>> Begin Given information

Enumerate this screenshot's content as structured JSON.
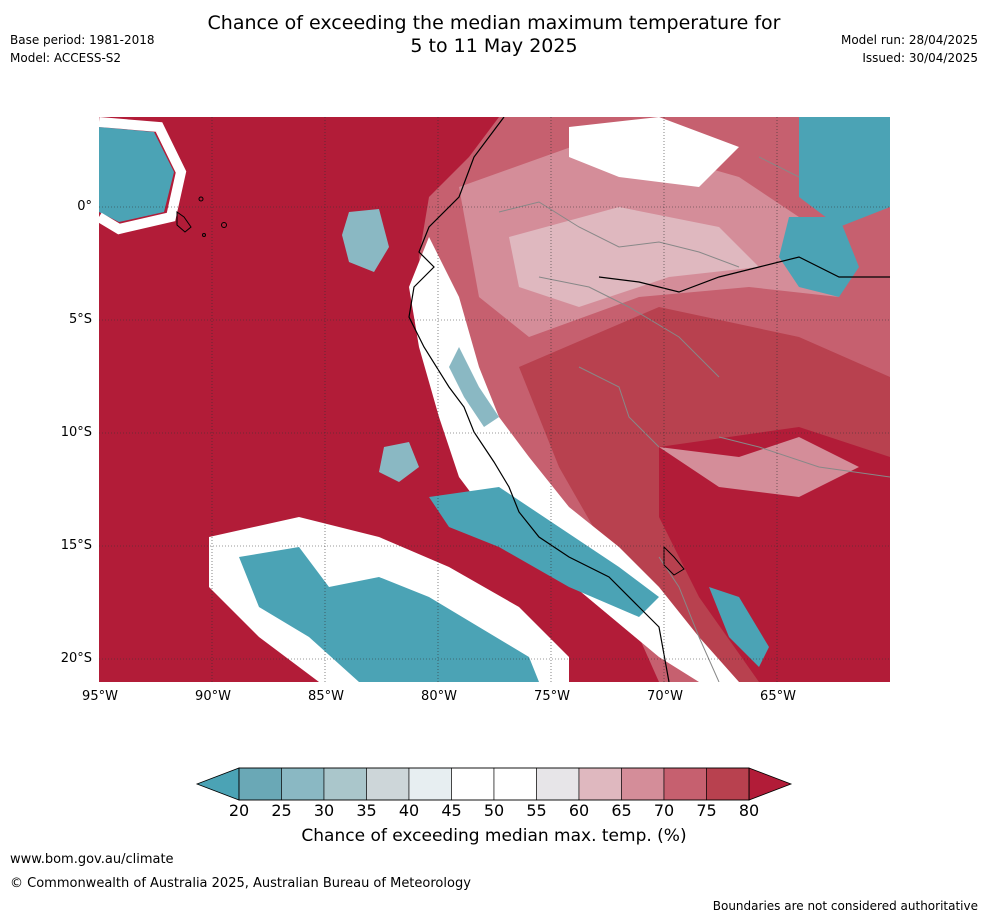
{
  "title_line1": "Chance of exceeding the median maximum temperature for",
  "title_line2": "5 to 11 May 2025",
  "meta_left": [
    "Base period: 1981-2018",
    "Model: ACCESS-S2"
  ],
  "meta_right": [
    "Model run: 28/04/2025",
    "Issued: 30/04/2025"
  ],
  "latitude_labels": [
    "0°",
    "5°S",
    "10°S",
    "15°S",
    "20°S"
  ],
  "longitude_labels": [
    "95°W",
    "90°W",
    "85°W",
    "80°W",
    "75°W",
    "70°W",
    "65°W"
  ],
  "colorbar": {
    "ticks": [
      "20",
      "25",
      "30",
      "35",
      "40",
      "45",
      "50",
      "55",
      "60",
      "65",
      "70",
      "75",
      "80"
    ],
    "colors": [
      "#6aa8b6",
      "#8ab8c3",
      "#aac6cb",
      "#cdd6d9",
      "#e7eef1",
      "#ffffff",
      "#ffffff",
      "#e7e5e8",
      "#dfb8bf",
      "#d48d99",
      "#c6606f",
      "#b8414f"
    ],
    "low_extend_color": "#4ba3b5",
    "high_extend_color": "#b21c38",
    "label": "Chance of exceeding median max. temp. (%)"
  },
  "colors": {
    "ocean_red": "#b21c38",
    "deep_red": "#b8414f",
    "mid_red": "#c6606f",
    "pink": "#d48d99",
    "light_pink": "#dfb8bf",
    "white": "#ffffff",
    "pale_grey": "#e7eef1",
    "teal": "#4ba3b5",
    "light_teal": "#8ab8c3"
  },
  "footer": {
    "url": "www.bom.gov.au/climate",
    "copyright": "© Commonwealth of Australia 2025, Australian Bureau of Meteorology",
    "note": "Boundaries are not considered authoritative"
  }
}
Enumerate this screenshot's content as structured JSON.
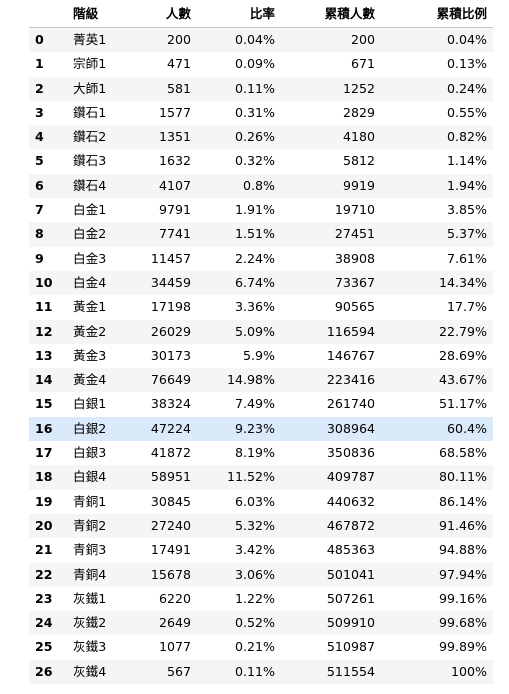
{
  "table": {
    "columns": [
      "",
      "階級",
      "人數",
      "比率",
      "累積人數",
      "累積比例"
    ],
    "highlight_row": 16,
    "rows": [
      {
        "idx": "0",
        "tier": "菁英1",
        "count": "200",
        "rate": "0.04%",
        "cum": "200",
        "cum_rate": "0.04%"
      },
      {
        "idx": "1",
        "tier": "宗師1",
        "count": "471",
        "rate": "0.09%",
        "cum": "671",
        "cum_rate": "0.13%"
      },
      {
        "idx": "2",
        "tier": "大師1",
        "count": "581",
        "rate": "0.11%",
        "cum": "1252",
        "cum_rate": "0.24%"
      },
      {
        "idx": "3",
        "tier": "鑽石1",
        "count": "1577",
        "rate": "0.31%",
        "cum": "2829",
        "cum_rate": "0.55%"
      },
      {
        "idx": "4",
        "tier": "鑽石2",
        "count": "1351",
        "rate": "0.26%",
        "cum": "4180",
        "cum_rate": "0.82%"
      },
      {
        "idx": "5",
        "tier": "鑽石3",
        "count": "1632",
        "rate": "0.32%",
        "cum": "5812",
        "cum_rate": "1.14%"
      },
      {
        "idx": "6",
        "tier": "鑽石4",
        "count": "4107",
        "rate": "0.8%",
        "cum": "9919",
        "cum_rate": "1.94%"
      },
      {
        "idx": "7",
        "tier": "白金1",
        "count": "9791",
        "rate": "1.91%",
        "cum": "19710",
        "cum_rate": "3.85%"
      },
      {
        "idx": "8",
        "tier": "白金2",
        "count": "7741",
        "rate": "1.51%",
        "cum": "27451",
        "cum_rate": "5.37%"
      },
      {
        "idx": "9",
        "tier": "白金3",
        "count": "11457",
        "rate": "2.24%",
        "cum": "38908",
        "cum_rate": "7.61%"
      },
      {
        "idx": "10",
        "tier": "白金4",
        "count": "34459",
        "rate": "6.74%",
        "cum": "73367",
        "cum_rate": "14.34%"
      },
      {
        "idx": "11",
        "tier": "黃金1",
        "count": "17198",
        "rate": "3.36%",
        "cum": "90565",
        "cum_rate": "17.7%"
      },
      {
        "idx": "12",
        "tier": "黃金2",
        "count": "26029",
        "rate": "5.09%",
        "cum": "116594",
        "cum_rate": "22.79%"
      },
      {
        "idx": "13",
        "tier": "黃金3",
        "count": "30173",
        "rate": "5.9%",
        "cum": "146767",
        "cum_rate": "28.69%"
      },
      {
        "idx": "14",
        "tier": "黃金4",
        "count": "76649",
        "rate": "14.98%",
        "cum": "223416",
        "cum_rate": "43.67%"
      },
      {
        "idx": "15",
        "tier": "白銀1",
        "count": "38324",
        "rate": "7.49%",
        "cum": "261740",
        "cum_rate": "51.17%"
      },
      {
        "idx": "16",
        "tier": "白銀2",
        "count": "47224",
        "rate": "9.23%",
        "cum": "308964",
        "cum_rate": "60.4%"
      },
      {
        "idx": "17",
        "tier": "白銀3",
        "count": "41872",
        "rate": "8.19%",
        "cum": "350836",
        "cum_rate": "68.58%"
      },
      {
        "idx": "18",
        "tier": "白銀4",
        "count": "58951",
        "rate": "11.52%",
        "cum": "409787",
        "cum_rate": "80.11%"
      },
      {
        "idx": "19",
        "tier": "青銅1",
        "count": "30845",
        "rate": "6.03%",
        "cum": "440632",
        "cum_rate": "86.14%"
      },
      {
        "idx": "20",
        "tier": "青銅2",
        "count": "27240",
        "rate": "5.32%",
        "cum": "467872",
        "cum_rate": "91.46%"
      },
      {
        "idx": "21",
        "tier": "青銅3",
        "count": "17491",
        "rate": "3.42%",
        "cum": "485363",
        "cum_rate": "94.88%"
      },
      {
        "idx": "22",
        "tier": "青銅4",
        "count": "15678",
        "rate": "3.06%",
        "cum": "501041",
        "cum_rate": "97.94%"
      },
      {
        "idx": "23",
        "tier": "灰鐵1",
        "count": "6220",
        "rate": "1.22%",
        "cum": "507261",
        "cum_rate": "99.16%"
      },
      {
        "idx": "24",
        "tier": "灰鐵2",
        "count": "2649",
        "rate": "0.52%",
        "cum": "509910",
        "cum_rate": "99.68%"
      },
      {
        "idx": "25",
        "tier": "灰鐵3",
        "count": "1077",
        "rate": "0.21%",
        "cum": "510987",
        "cum_rate": "99.89%"
      },
      {
        "idx": "26",
        "tier": "灰鐵4",
        "count": "567",
        "rate": "0.11%",
        "cum": "511554",
        "cum_rate": "100%"
      }
    ]
  },
  "colors": {
    "row_stripe": "#f5f5f5",
    "row_plain": "#ffffff",
    "row_highlight": "#dbeafb",
    "header_rule": "#c8c8c8"
  }
}
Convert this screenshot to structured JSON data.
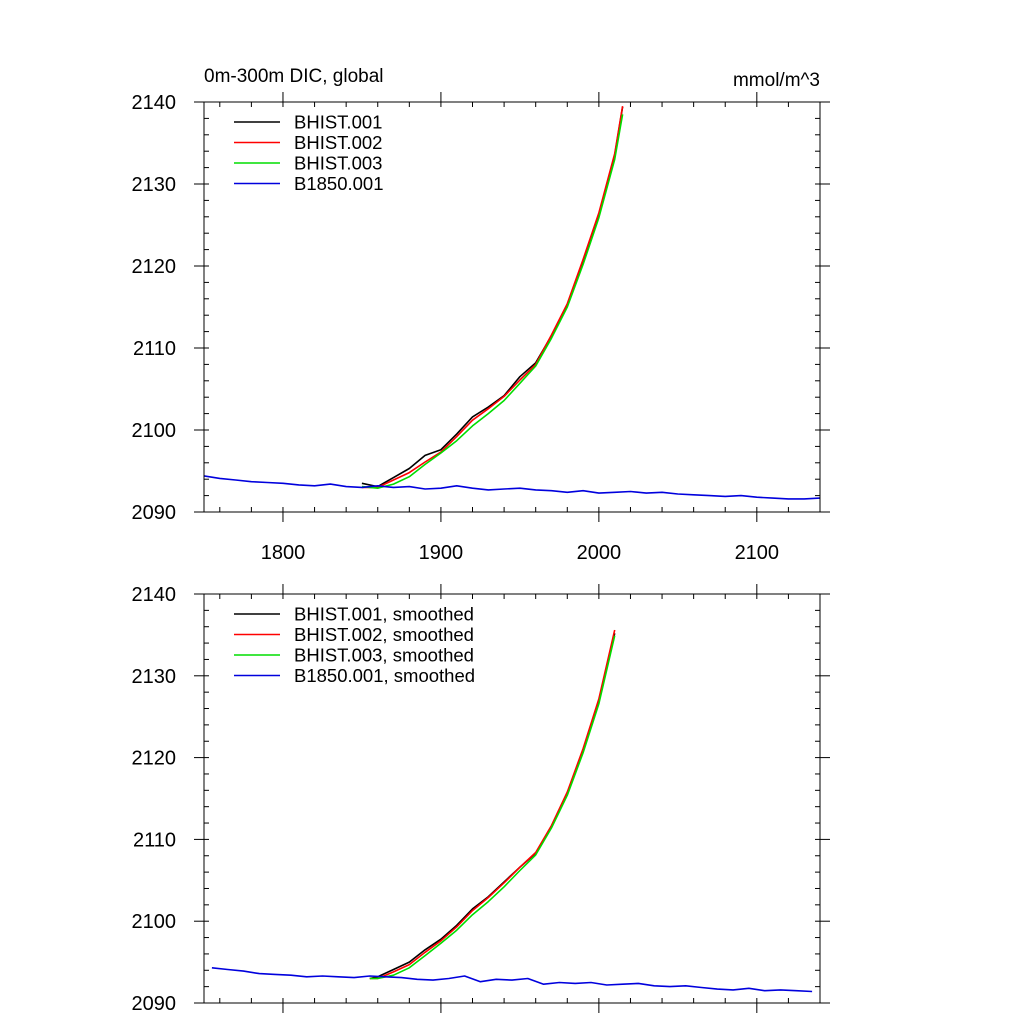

>> End Given information

Write out the listing word for word, omitting the pictures it holds.

Enumerate this screenshot's content as structured JSON.
{
  "title_line1": "Chance of exceeding the median maximum temperature for",
  "title_line2": "5 to 11 May 2025",
  "meta_left": [
    "Base period: 1981-2018",
    "Model: ACCESS-S2"
  ],
  "meta_right": [
    "Model run: 28/04/2025",
    "Issued: 30/04/2025"
  ],
  "latitude_labels": [
    "0°",
    "5°S",
    "10°S",
    "15°S",
    "20°S"
  ],
  "longitude_labels": [
    "95°W",
    "90°W",
    "85°W",
    "80°W",
    "75°W",
    "70°W",
    "65°W"
  ],
  "colorbar": {
    "ticks": [
      "20",
      "25",
      "30",
      "35",
      "40",
      "45",
      "50",
      "55",
      "60",
      "65",
      "70",
      "75",
      "80"
    ],
    "colors": [
      "#6aa8b6",
      "#8ab8c3",
      "#aac6cb",
      "#cdd6d9",
      "#e7eef1",
      "#ffffff",
      "#ffffff",
      "#e7e5e8",
      "#dfb8bf",
      "#d48d99",
      "#c6606f",
      "#b8414f"
    ],
    "low_extend_color": "#4ba3b5",
    "high_extend_color": "#b21c38",
    "label": "Chance of exceeding median max. temp. (%)"
  },
  "colors": {
    "ocean_red": "#b21c38",
    "deep_red": "#b8414f",
    "mid_red": "#c6606f",
    "pink": "#d48d99",
    "light_pink": "#dfb8bf",
    "white": "#ffffff",
    "pale_grey": "#e7eef1",
    "teal": "#4ba3b5",
    "light_teal": "#8ab8c3"
  },
  "footer": {
    "url": "www.bom.gov.au/climate",
    "copyright": "© Commonwealth of Australia 2025, Australian Bureau of Meteorology",
    "note": "Boundaries are not considered authoritative"
  }
}
Enumerate this screenshot's content as structured JSON.
{
  "table": {
    "columns": [
      "",
      "階級",
      "人數",
      "比率",
      "累積人數",
      "累積比例"
    ],
    "highlight_row": 16,
    "rows": [
      {
        "idx": "0",
        "tier": "菁英1",
        "count": "200",
        "rate": "0.04%",
        "cum": "200",
        "cum_rate": "0.04%"
      },
      {
        "idx": "1",
        "tier": "宗師1",
        "count": "471",
        "rate": "0.09%",
        "cum": "671",
        "cum_rate": "0.13%"
      },
      {
        "idx": "2",
        "tier": "大師1",
        "count": "581",
        "rate": "0.11%",
        "cum": "1252",
        "cum_rate": "0.24%"
      },
      {
        "idx": "3",
        "tier": "鑽石1",
        "count": "1577",
        "rate": "0.31%",
        "cum": "2829",
        "cum_rate": "0.55%"
      },
      {
        "idx": "4",
        "tier": "鑽石2",
        "count": "1351",
        "rate": "0.26%",
        "cum": "4180",
        "cum_rate": "0.82%"
      },
      {
        "idx": "5",
        "tier": "鑽石3",
        "count": "1632",
        "rate": "0.32%",
        "cum": "5812",
        "cum_rate": "1.14%"
      },
      {
        "idx": "6",
        "tier": "鑽石4",
        "count": "4107",
        "rate": "0.8%",
        "cum": "9919",
        "cum_rate": "1.94%"
      },
      {
        "idx": "7",
        "tier": "白金1",
        "count": "9791",
        "rate": "1.91%",
        "cum": "19710",
        "cum_rate": "3.85%"
      },
      {
        "idx": "8",
        "tier": "白金2",
        "count": "7741",
        "rate": "1.51%",
        "cum": "27451",
        "cum_rate": "5.37%"
      },
      {
        "idx": "9",
        "tier": "白金3",
        "count": "11457",
        "rate": "2.24%",
        "cum": "38908",
        "cum_rate": "7.61%"
      },
      {
        "idx": "10",
        "tier": "白金4",
        "count": "34459",
        "rate": "6.74%",
        "cum": "73367",
        "cum_rate": "14.34%"
      },
      {
        "idx": "11",
        "tier": "黃金1",
        "count": "17198",
        "rate": "3.36%",
        "cum": "90565",
        "cum_rate": "17.7%"
      },
      {
        "idx": "12",
        "tier": "黃金2",
        "count": "26029",
        "rate": "5.09%",
        "cum": "116594",
        "cum_rate": "22.79%"
      },
      {
        "idx": "13",
        "tier": "黃金3",
        "count": "30173",
        "rate": "5.9%",
        "cum": "146767",
        "cum_rate": "28.69%"
      },
      {
        "idx": "14",
        "tier": "黃金4",
        "count": "76649",
        "rate": "14.98%",
        "cum": "223416",
        "cum_rate": "43.67%"
      },
      {
        "idx": "15",
        "tier": "白銀1",
        "count": "38324",
        "rate": "7.49%",
        "cum": "261740",
        "cum_rate": "51.17%"
      },
      {
        "idx": "16",
        "tier": "白銀2",
        "count": "47224",
        "rate": "9.23%",
        "cum": "308964",
        "cum_rate": "60.4%"
      },
      {
        "idx": "17",
        "tier": "白銀3",
        "count": "41872",
        "rate": "8.19%",
        "cum": "350836",
        "cum_rate": "68.58%"
      },
      {
        "idx": "18",
        "tier": "白銀4",
        "count": "58951",
        "rate": "11.52%",
        "cum": "409787",
        "cum_rate": "80.11%"
      },
      {
        "idx": "19",
        "tier": "青銅1",
        "count": "30845",
        "rate": "6.03%",
        "cum": "440632",
        "cum_rate": "86.14%"
      },
      {
        "idx": "20",
        "tier": "青銅2",
        "count": "27240",
        "rate": "5.32%",
        "cum": "467872",
        "cum_rate": "91.46%"
      },
      {
        "idx": "21",
        "tier": "青銅3",
        "count": "17491",
        "rate": "3.42%",
        "cum": "485363",
        "cum_rate": "94.88%"
      },
      {
        "idx": "22",
        "tier": "青銅4",
        "count": "15678",
        "rate": "3.06%",
        "cum": "501041",
        "cum_rate": "97.94%"
      },
      {
        "idx": "23",
        "tier": "灰鐵1",
        "count": "6220",
        "rate": "1.22%",
        "cum": "507261",
        "cum_rate": "99.16%"
      },
      {
        "idx": "24",
        "tier": "灰鐵2",
        "count": "2649",
        "rate": "0.52%",
        "cum": "509910",
        "cum_rate": "99.68%"
      },
      {
        "idx": "25",
        "tier": "灰鐵3",
        "count": "1077",
        "rate": "0.21%",
        "cum": "510987",
        "cum_rate": "99.89%"
      },
      {
        "idx": "26",
        "tier": "灰鐵4",
        "count": "567",
        "rate": "0.11%",
        "cum": "511554",
        "cum_rate": "100%"
      }
    ]
  },
  "colors": {
    "row_stripe": "#f5f5f5",
    "row_plain": "#ffffff",
    "row_highlight": "#dbeafb",
    "header_rule": "#c8c8c8"
  }
}
Convert this screenshot to structured JSON data.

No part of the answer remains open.